• _Task statement_: Using the records provided below, locate and copy each line that contains the word "effect".

• _Material shown_:
— START —

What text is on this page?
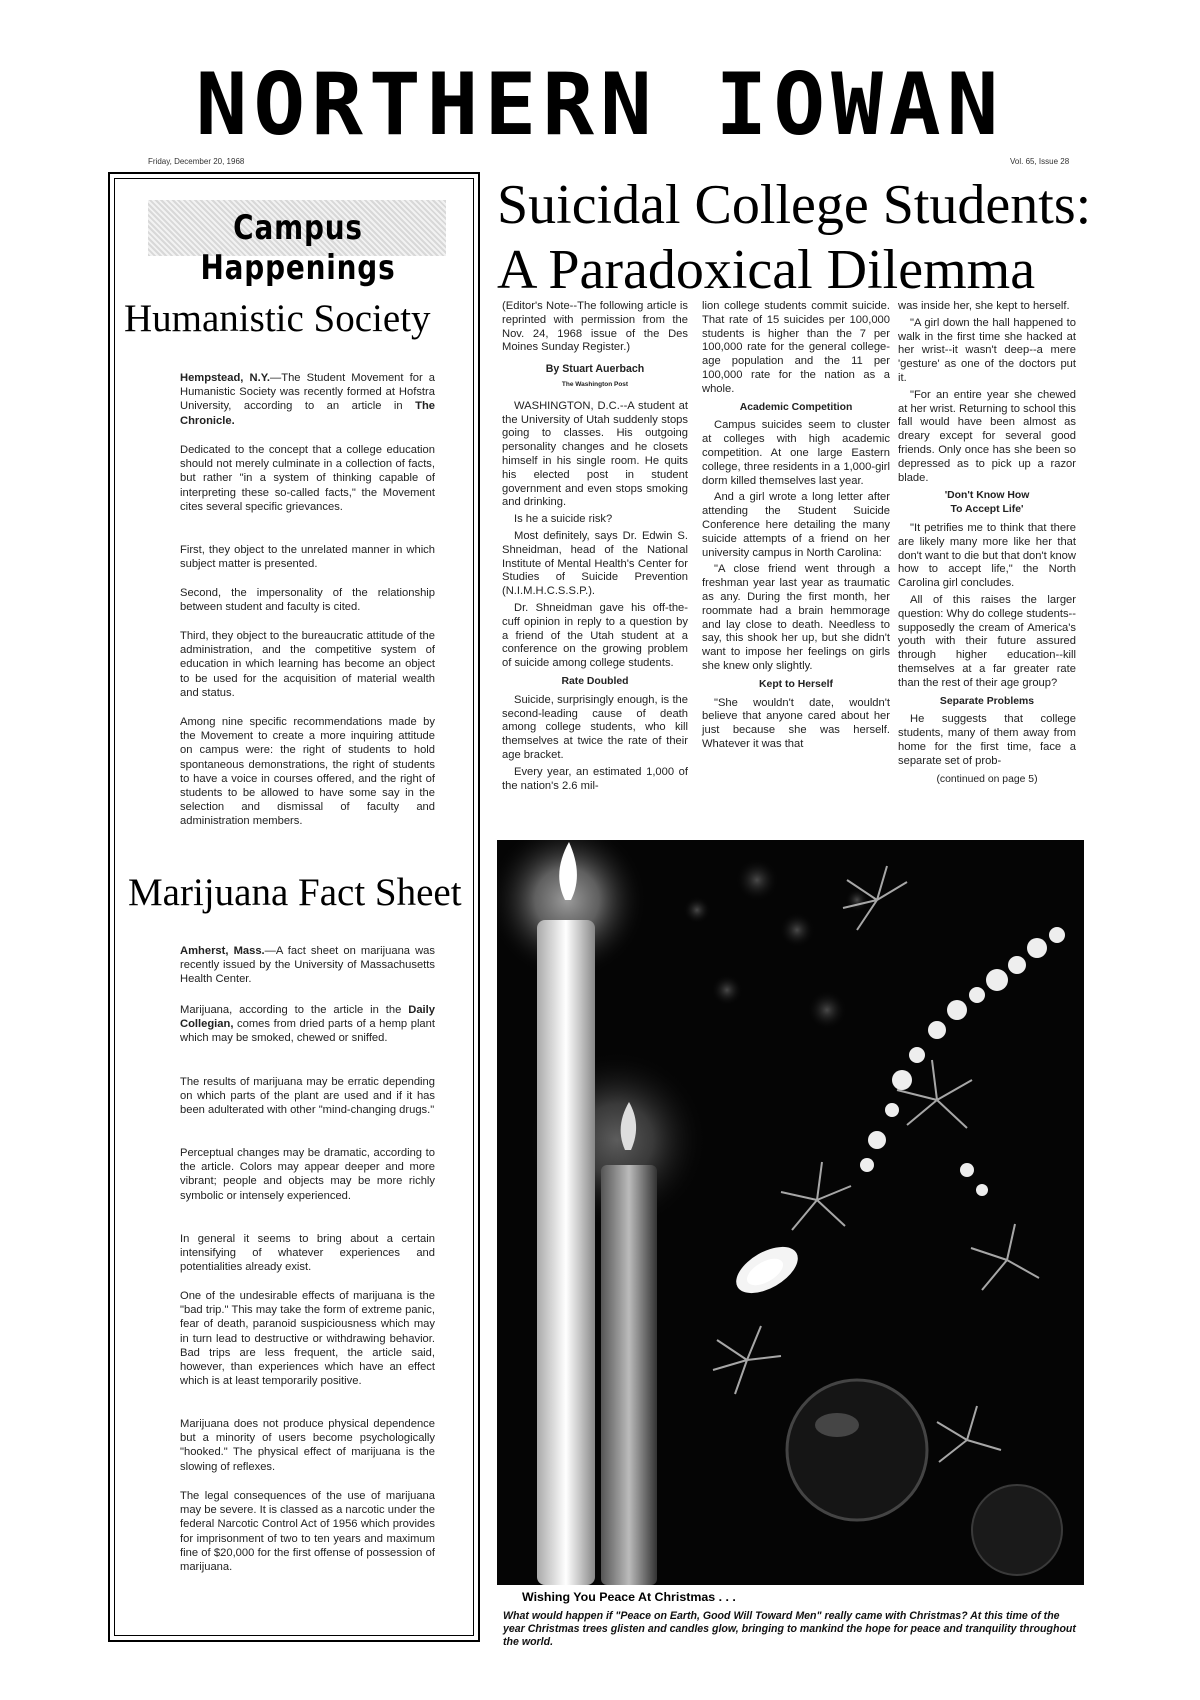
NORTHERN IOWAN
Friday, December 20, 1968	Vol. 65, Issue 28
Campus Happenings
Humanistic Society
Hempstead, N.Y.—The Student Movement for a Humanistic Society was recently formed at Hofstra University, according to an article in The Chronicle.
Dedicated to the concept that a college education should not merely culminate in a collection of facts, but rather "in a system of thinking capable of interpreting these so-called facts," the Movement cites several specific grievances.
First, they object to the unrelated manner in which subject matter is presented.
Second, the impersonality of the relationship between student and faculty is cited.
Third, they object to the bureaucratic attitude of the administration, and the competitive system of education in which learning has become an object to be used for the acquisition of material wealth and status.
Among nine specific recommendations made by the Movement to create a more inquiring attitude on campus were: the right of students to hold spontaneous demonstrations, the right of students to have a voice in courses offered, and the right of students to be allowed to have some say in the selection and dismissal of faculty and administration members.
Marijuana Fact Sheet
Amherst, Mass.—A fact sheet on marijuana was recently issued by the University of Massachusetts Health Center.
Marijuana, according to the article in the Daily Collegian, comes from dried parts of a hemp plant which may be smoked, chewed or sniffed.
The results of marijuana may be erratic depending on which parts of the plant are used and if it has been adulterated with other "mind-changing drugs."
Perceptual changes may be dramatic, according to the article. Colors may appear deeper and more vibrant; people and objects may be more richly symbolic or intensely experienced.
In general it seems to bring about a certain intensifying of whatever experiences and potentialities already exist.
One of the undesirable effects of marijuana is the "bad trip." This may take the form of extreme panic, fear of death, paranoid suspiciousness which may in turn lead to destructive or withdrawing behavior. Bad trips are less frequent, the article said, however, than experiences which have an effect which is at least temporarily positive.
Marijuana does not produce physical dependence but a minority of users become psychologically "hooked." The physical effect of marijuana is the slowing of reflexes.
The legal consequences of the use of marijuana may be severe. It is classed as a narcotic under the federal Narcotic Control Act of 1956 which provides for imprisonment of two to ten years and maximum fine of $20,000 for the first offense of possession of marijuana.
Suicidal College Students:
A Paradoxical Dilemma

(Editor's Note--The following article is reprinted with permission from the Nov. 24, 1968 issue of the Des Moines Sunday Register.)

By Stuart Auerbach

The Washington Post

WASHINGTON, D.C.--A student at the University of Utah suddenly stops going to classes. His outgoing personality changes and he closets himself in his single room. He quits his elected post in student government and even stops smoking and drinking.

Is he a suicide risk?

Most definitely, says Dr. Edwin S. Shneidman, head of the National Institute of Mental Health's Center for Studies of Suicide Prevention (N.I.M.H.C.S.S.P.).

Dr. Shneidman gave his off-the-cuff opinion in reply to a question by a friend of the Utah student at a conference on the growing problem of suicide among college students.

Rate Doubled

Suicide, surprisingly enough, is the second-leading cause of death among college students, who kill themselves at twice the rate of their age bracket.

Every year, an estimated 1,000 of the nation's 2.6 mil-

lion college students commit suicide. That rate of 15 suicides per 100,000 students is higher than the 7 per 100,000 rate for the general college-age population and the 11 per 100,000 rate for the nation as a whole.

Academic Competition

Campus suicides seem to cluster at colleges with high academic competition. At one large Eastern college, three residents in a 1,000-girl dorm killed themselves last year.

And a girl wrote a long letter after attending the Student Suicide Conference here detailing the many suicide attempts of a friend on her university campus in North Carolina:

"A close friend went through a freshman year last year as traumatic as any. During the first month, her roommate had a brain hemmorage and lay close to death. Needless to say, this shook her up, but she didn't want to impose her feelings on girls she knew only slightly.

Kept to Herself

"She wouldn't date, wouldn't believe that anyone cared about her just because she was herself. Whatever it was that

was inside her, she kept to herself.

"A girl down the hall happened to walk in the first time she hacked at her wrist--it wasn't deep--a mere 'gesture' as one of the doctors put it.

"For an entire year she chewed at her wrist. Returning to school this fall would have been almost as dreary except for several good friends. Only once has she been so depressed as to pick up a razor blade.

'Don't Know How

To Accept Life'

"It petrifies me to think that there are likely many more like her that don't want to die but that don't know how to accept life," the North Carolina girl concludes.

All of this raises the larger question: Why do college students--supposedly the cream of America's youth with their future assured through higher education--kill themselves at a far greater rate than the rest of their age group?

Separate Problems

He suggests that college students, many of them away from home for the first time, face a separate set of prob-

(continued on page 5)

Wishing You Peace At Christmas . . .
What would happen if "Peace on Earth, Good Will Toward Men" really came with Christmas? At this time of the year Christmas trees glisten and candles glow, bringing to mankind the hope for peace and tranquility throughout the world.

— END —
— START —

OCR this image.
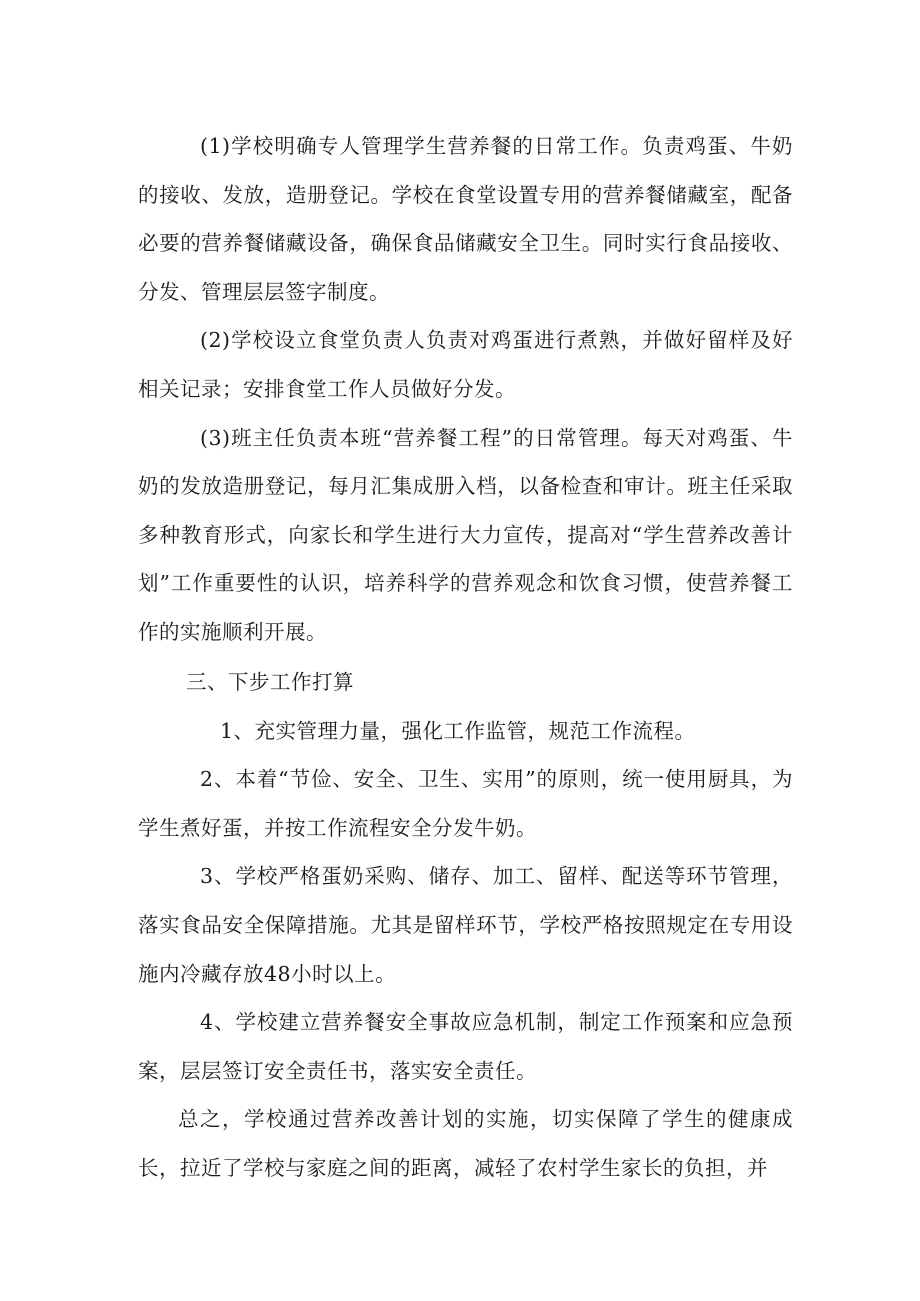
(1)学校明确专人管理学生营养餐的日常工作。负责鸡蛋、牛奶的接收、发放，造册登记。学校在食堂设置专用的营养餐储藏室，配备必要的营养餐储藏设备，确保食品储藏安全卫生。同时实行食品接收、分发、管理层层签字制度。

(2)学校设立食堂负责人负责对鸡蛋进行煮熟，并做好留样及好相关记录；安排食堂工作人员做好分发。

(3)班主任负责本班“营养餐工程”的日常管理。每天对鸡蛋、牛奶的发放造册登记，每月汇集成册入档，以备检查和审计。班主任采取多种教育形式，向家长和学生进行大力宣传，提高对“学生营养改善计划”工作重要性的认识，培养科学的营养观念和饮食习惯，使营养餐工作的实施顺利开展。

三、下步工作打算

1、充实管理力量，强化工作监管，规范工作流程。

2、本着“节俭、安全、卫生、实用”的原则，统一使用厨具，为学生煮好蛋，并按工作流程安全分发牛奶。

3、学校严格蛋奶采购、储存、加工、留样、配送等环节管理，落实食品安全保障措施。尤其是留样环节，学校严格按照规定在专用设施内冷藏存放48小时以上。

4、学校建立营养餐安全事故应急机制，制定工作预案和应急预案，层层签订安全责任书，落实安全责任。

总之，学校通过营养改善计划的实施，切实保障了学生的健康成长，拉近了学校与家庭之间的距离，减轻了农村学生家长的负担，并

— END —
— START —

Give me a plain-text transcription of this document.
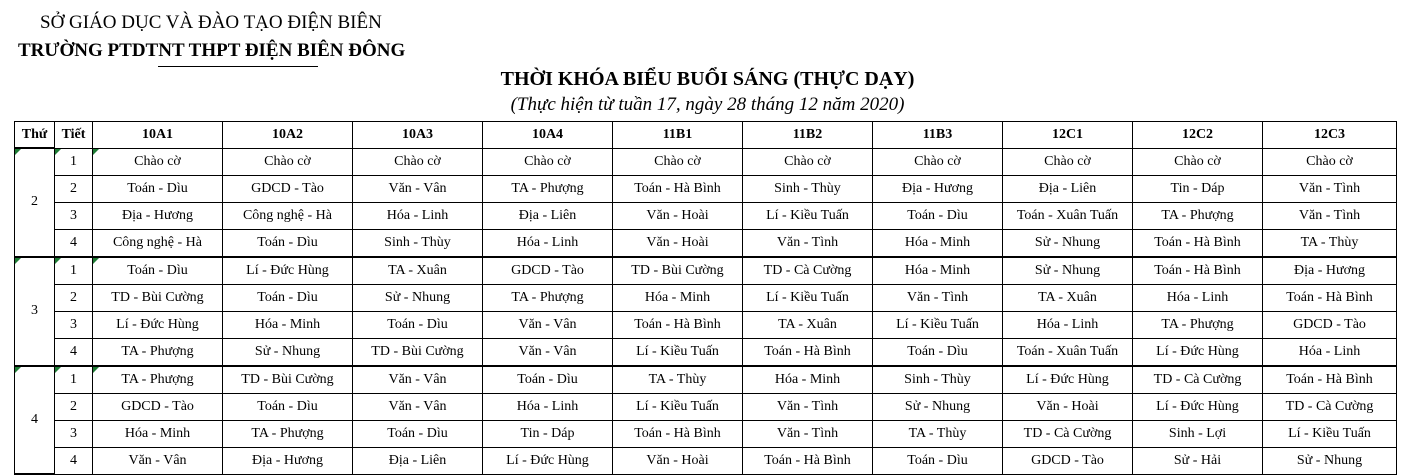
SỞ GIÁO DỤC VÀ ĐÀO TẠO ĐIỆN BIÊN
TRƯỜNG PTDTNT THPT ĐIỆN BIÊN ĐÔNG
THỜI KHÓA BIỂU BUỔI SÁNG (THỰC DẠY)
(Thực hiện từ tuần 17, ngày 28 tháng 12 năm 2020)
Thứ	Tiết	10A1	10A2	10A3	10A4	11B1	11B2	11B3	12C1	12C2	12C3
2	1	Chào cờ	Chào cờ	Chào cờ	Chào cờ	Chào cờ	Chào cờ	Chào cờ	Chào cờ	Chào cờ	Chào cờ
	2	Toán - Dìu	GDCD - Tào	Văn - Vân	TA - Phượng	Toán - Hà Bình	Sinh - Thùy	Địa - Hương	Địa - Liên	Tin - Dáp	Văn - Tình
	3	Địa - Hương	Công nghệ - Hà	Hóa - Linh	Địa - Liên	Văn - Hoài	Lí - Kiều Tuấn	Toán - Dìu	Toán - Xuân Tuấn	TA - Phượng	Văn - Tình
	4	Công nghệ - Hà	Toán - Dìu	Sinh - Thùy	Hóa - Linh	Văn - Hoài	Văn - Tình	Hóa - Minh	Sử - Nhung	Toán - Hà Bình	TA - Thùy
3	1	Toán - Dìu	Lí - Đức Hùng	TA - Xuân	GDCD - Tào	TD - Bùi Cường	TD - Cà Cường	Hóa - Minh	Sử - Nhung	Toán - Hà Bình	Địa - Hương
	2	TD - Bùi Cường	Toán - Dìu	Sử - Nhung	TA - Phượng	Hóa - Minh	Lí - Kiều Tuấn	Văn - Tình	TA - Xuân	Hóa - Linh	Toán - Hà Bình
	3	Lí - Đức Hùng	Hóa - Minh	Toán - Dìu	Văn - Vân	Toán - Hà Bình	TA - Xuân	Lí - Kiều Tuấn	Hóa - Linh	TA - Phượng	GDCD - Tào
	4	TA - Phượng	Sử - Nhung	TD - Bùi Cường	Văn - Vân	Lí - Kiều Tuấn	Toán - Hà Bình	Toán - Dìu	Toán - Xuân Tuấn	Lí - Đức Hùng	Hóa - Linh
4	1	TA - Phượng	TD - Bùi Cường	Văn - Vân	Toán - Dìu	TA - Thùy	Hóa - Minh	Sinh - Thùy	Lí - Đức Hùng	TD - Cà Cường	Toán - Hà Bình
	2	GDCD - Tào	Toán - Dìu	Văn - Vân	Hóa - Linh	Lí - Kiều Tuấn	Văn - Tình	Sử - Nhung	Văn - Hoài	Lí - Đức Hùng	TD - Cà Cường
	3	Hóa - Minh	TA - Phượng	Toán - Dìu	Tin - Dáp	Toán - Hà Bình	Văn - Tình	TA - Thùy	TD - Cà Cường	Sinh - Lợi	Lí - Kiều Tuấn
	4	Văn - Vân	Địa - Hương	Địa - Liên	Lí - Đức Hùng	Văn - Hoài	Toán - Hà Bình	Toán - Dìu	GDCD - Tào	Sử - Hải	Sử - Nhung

— END —

• _Response to this task_:
One of the undesirable effects of marijuana is the "bad trip." This may take the form of extreme panic, fear of death, paranoid suspiciousness which may in turn lead to destructive or withdrawing behavior. Bad trips are less frequent, the article said, however, than experiences which have an effect which is at least temporarily positive.
Marijuana does not produce physical dependence but a minority of users become psychologically "hooked." The physical effect of marijuana is the slowing of reflexes.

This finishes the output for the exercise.